[begin Records for the exercise]
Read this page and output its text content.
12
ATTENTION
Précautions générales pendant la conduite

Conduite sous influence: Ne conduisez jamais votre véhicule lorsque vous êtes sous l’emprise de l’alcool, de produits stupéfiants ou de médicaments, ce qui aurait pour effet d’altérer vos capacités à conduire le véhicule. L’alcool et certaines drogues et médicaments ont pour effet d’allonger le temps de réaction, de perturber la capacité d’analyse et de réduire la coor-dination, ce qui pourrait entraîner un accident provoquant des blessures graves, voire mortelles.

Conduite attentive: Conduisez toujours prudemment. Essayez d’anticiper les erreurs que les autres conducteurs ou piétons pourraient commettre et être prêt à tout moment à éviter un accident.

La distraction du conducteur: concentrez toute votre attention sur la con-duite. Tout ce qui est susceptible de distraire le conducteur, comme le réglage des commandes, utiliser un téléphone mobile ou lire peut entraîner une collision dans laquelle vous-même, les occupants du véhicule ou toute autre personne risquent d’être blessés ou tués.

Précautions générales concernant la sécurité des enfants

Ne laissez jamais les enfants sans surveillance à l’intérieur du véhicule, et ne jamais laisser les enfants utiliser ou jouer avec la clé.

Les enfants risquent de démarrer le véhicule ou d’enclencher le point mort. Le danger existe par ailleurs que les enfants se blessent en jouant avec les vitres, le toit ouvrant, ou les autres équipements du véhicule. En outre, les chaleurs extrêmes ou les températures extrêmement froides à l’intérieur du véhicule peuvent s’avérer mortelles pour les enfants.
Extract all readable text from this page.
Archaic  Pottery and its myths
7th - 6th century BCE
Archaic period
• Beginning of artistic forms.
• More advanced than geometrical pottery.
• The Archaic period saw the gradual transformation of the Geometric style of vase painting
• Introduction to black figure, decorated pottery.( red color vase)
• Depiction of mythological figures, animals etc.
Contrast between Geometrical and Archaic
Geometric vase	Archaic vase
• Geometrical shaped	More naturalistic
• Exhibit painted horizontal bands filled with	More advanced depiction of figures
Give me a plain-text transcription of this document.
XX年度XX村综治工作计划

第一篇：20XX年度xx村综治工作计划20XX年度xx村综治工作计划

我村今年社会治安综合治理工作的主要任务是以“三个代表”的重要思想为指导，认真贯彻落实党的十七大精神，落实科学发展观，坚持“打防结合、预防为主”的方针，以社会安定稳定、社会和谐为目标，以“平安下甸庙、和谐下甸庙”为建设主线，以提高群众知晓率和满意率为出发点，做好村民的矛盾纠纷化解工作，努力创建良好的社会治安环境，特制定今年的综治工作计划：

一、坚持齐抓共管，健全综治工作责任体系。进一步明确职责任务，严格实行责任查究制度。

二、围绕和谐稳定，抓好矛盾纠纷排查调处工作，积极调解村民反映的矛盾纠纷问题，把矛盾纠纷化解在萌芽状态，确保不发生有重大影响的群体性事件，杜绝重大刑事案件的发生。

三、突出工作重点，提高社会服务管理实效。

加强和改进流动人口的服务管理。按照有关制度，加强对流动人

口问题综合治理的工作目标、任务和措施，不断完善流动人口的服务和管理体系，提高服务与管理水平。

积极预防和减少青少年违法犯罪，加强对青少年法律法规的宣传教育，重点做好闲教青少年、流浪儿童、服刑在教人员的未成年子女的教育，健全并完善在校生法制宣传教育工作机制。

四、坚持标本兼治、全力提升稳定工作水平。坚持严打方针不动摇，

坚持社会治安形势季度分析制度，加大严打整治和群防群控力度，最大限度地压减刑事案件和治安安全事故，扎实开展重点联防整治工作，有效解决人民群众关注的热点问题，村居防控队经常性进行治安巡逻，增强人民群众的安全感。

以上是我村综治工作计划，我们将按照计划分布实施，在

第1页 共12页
[end Records for the exercise]
Instruction >> Identify each line in the entries with the word "générales" and copy it.

Worked solution >>
Précautions générales pendant la conduite
Précautions générales concernant la sécurité des enfants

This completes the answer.